Records shown —

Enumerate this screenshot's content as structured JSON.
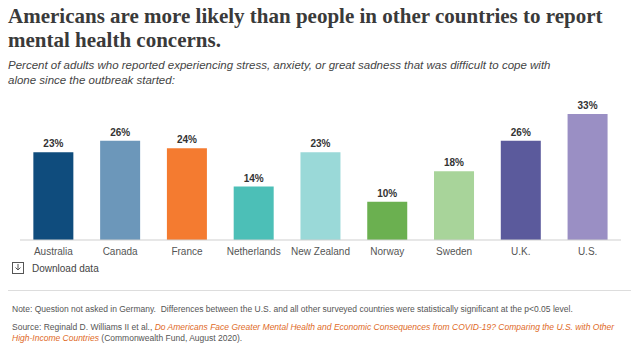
{
  "chart_data": {
    "type": "bar",
    "title": "Americans are more likely than people in other countries to report mental health concerns.",
    "subtitle": "Percent of adults who reported experiencing stress, anxiety, or great sadness that was difficult to cope with alone since the outbreak started:",
    "categories": [
      "Australia",
      "Canada",
      "France",
      "Netherlands",
      "New Zealand",
      "Norway",
      "Sweden",
      "U.K.",
      "U.S."
    ],
    "values": [
      23,
      26,
      24,
      14,
      23,
      10,
      18,
      26,
      33
    ],
    "value_labels": [
      "23%",
      "26%",
      "24%",
      "14%",
      "23%",
      "10%",
      "18%",
      "26%",
      "33%"
    ],
    "colors": [
      "#0f4c7d",
      "#6c97ba",
      "#f47b30",
      "#4cbfb7",
      "#9ad9d8",
      "#6bb050",
      "#a8d49a",
      "#5b5a9c",
      "#9a8fc4"
    ],
    "ylim": [
      0,
      33
    ],
    "data_labels": true,
    "tick_labels": "x",
    "download": "Download data",
    "note": "Note: Question not asked in Germany.  Differences between the U.S. and all other surveyed countries were statistically significant at the p<0.05 level.",
    "source": {
      "label": "Source:",
      "author": "Reginald D. Williams II et al.,",
      "link": "Do Americans Face Greater Mental Health and Economic Consequences from COVID-19? Comparing the U.S. with Other High-Income Countries",
      "publisher": "(Commonwealth Fund, August 2020)."
    }
  }
}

Directive —
Could you repeat all of the material exactly? Pictures should not be copied.

Result of this task —
Enumerate this screenshot's content as structured JSON.
{
  "chart_data": {
    "type": "bar",
    "title": "Americans are more likely than people in other countries to report mental health concerns.",
    "subtitle": "Percent of adults who reported experiencing stress, anxiety, or great sadness that was difficult to cope with alone since the outbreak started:",
    "categories": [
      "Australia",
      "Canada",
      "France",
      "Netherlands",
      "New Zealand",
      "Norway",
      "Sweden",
      "U.K.",
      "U.S."
    ],
    "values": [
      23,
      26,
      24,
      14,
      23,
      10,
      18,
      26,
      33
    ],
    "value_labels": [
      "23%",
      "26%",
      "24%",
      "14%",
      "23%",
      "10%",
      "18%",
      "26%",
      "33%"
    ],
    "colors": [
      "#0f4c7d",
      "#6c97ba",
      "#f47b30",
      "#4cbfb7",
      "#9ad9d8",
      "#6bb050",
      "#a8d49a",
      "#5b5a9c",
      "#9a8fc4"
    ],
    "ylim": [
      0,
      33
    ],
    "data_labels": true,
    "tick_labels": "x",
    "download": "Download data",
    "note": "Note: Question not asked in Germany.  Differences between the U.S. and all other surveyed countries were statistically significant at the p<0.05 level.",
    "source": {
      "label": "Source:",
      "author": "Reginald D. Williams II et al.,",
      "link": "Do Americans Face Greater Mental Health and Economic Consequences from COVID-19? Comparing the U.S. with Other High-Income Countries",
      "publisher": "(Commonwealth Fund, August 2020)."
    }
  }
}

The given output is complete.